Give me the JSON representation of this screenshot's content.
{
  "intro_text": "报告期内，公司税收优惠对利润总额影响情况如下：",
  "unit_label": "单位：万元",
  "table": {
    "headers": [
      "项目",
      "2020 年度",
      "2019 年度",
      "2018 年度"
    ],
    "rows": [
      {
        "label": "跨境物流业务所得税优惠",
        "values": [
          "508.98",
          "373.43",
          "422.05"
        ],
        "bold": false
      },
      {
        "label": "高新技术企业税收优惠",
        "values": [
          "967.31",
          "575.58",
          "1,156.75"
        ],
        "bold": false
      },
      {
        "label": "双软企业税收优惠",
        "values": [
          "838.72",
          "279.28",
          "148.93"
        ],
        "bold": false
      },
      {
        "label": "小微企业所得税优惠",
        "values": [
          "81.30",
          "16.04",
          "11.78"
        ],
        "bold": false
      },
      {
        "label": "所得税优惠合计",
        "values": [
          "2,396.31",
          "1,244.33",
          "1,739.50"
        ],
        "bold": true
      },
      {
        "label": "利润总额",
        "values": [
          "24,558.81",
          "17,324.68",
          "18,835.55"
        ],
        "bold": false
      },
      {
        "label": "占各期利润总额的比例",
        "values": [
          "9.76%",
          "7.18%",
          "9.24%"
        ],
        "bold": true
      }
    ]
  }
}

☆ ☆ ☆ ☆

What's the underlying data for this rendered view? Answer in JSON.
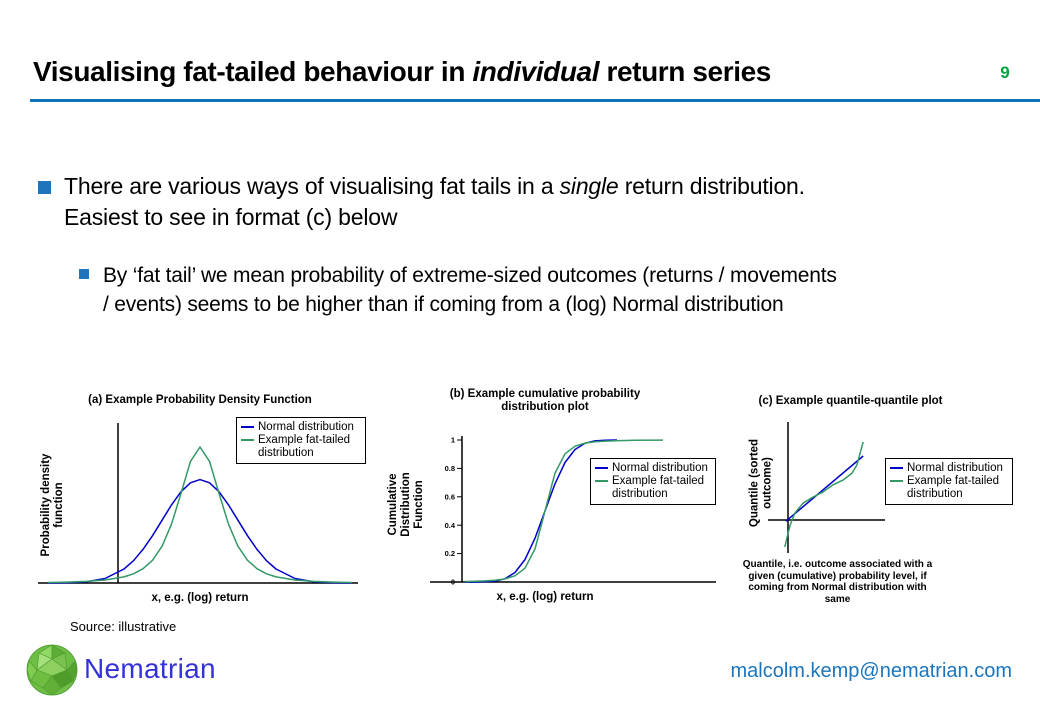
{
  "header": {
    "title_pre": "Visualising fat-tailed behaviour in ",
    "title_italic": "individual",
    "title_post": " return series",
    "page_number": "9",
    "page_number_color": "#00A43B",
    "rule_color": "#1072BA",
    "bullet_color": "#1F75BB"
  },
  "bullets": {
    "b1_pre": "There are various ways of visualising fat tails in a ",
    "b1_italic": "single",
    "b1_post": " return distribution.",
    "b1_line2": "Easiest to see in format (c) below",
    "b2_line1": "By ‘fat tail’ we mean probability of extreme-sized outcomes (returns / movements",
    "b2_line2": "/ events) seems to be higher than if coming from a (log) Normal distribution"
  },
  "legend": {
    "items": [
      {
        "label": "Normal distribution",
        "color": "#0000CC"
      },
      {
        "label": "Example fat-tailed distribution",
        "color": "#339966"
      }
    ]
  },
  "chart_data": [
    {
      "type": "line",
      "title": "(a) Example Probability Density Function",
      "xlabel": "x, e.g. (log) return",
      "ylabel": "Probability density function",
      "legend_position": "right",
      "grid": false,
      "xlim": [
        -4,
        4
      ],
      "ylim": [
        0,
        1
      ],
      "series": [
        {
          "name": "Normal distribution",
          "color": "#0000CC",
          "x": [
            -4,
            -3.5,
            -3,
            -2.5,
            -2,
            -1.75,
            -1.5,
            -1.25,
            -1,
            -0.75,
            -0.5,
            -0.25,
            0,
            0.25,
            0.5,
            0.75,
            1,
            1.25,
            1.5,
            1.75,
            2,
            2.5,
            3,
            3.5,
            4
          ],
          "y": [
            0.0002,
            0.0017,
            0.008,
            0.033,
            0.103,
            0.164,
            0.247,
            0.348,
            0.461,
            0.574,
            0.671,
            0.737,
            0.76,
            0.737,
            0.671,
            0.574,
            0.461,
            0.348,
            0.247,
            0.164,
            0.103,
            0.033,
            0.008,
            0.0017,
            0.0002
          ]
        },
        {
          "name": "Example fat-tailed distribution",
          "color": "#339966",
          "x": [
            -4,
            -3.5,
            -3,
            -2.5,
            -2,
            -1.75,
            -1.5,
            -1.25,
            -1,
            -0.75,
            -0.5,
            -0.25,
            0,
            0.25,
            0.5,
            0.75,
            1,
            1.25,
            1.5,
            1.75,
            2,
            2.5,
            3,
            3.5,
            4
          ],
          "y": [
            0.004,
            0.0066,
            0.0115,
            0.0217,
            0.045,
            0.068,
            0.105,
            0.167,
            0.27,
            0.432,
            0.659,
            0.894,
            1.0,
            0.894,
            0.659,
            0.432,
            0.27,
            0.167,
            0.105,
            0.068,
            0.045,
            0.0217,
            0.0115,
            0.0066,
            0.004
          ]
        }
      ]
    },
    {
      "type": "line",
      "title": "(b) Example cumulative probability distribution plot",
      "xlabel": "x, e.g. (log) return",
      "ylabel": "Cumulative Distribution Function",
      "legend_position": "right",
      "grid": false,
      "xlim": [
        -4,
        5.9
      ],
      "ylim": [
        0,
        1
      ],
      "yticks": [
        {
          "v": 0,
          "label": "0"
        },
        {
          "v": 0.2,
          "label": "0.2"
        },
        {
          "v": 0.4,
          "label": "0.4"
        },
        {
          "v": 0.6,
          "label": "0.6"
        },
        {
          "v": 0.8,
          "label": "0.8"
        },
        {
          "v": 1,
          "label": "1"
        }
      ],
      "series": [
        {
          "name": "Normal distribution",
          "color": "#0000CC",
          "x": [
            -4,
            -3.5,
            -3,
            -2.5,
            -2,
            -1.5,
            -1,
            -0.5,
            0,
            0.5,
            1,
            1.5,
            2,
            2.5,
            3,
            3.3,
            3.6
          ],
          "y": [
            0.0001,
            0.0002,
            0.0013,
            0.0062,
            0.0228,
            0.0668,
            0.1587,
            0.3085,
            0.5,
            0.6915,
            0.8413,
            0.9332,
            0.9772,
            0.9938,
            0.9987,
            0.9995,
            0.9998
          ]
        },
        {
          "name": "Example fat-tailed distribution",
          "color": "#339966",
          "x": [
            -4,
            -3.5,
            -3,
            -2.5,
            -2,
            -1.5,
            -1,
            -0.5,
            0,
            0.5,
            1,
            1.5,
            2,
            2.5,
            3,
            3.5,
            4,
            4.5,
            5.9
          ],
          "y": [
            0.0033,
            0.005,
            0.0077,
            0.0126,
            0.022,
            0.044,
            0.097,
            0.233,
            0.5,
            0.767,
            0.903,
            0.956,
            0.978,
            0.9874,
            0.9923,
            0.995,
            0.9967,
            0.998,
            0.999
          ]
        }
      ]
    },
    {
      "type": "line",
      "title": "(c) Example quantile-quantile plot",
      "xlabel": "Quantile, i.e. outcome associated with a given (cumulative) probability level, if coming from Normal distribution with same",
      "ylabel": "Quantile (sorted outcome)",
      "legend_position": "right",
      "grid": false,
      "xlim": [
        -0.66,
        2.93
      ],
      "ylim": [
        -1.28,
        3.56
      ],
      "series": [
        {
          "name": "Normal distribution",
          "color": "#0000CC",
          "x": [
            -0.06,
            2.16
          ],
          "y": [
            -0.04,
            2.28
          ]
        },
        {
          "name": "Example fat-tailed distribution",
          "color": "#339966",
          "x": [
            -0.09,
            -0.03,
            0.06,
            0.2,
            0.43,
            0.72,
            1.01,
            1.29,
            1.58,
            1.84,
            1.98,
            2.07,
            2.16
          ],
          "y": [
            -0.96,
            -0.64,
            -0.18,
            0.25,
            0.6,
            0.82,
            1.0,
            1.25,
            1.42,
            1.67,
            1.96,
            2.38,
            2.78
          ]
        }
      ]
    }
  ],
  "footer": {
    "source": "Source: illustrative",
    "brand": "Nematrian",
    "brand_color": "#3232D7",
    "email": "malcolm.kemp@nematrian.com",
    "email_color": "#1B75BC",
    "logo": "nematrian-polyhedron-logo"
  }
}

☆ ☆ ☆ ☆

# Exercise details
Whenever "coming" turns up in a line, pick that line out.

# Solution to the exercise
    "b2_line2": "/ events) seems to be higher than if coming from a (log) Normal distribution"
      "xlabel": "Quantile, i.e. outcome associated with a given (cumulative) probability level, if coming from Normal distribution with same",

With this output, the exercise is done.